» **TEXT SEGMENT**
Derivation of the Backpropagation Algorithm

83 Views Asked by At

I'm studying the Backpropagation algorithm and I want to derive it by myself. Therefore, I've constructed a very simple network with one input layer, one hidden layer and one output layer. You can find the details in the graphic.

The network can be found here:

$t$ is the true output, $i$ is the input, $z_{hi}$ and $w_{ij}$ are the weights. Moreover I have the activation function $\phi(x)$.

» **SUPPLIED MATERIAL**
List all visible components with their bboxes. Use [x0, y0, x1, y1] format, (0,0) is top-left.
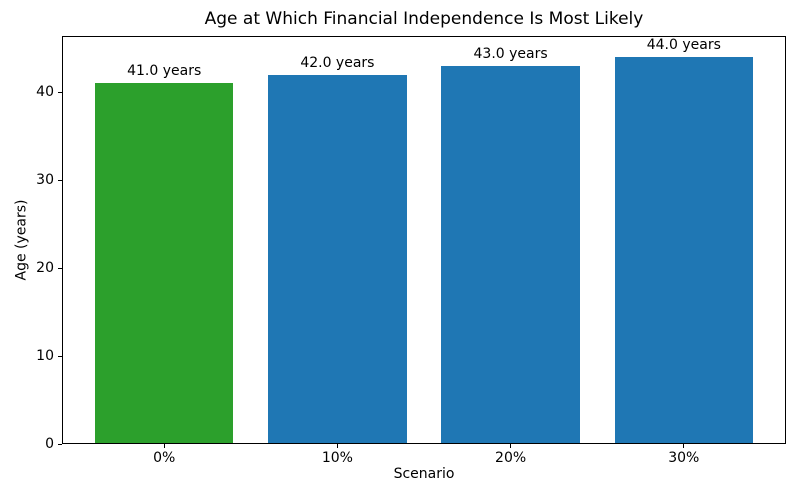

» **TASKS**
[A] Repeat the passage of the backpropagation post verbatim, starting at "I'm studying the" and ending at "in the graphic.".
[B] Pick up the post on deriving backpropagation after its final sentence and continue it.
The listing comes from a different source than the backpropagation post.

» **ANSWERS TO THE EXERCISE**
[A]
I'm studying the Backpropagation algorithm and I want to derive it by myself. Therefore, I've constructed a very simple network with one input layer, one hidden layer and one output layer. You can find the details in the graphic.

[B]
I think that I have understood the algorithm more or less, so I've started with the following error function:

$$ E = \frac{1}{2}\sum_{j=1}^2{(t_j-o_j)^2} $$

That function should be correct, isn't it? The next step is to calculate the partial derivative: $$ \frac{\partial E }{\partial w_{ik}} = \frac{\partial E }{\partial o_k}\cdot \frac{\partial o_k }{\partial w_{ik}} = -(t_k-o_k) \cdot \frac{\partial o_k }{\partial w_{ik}} =-(t_k-o_k) \cdot \phi'(\sum_{i=1}^2 w_{i,k}\cdot a_k ) \cdot a_k $$

For me that seems to be correct, but is that right up to here (Especially the formal math aspects)? I'm asking, because i have so problems with the next steps (derivating to the z's...

Thanks for helping!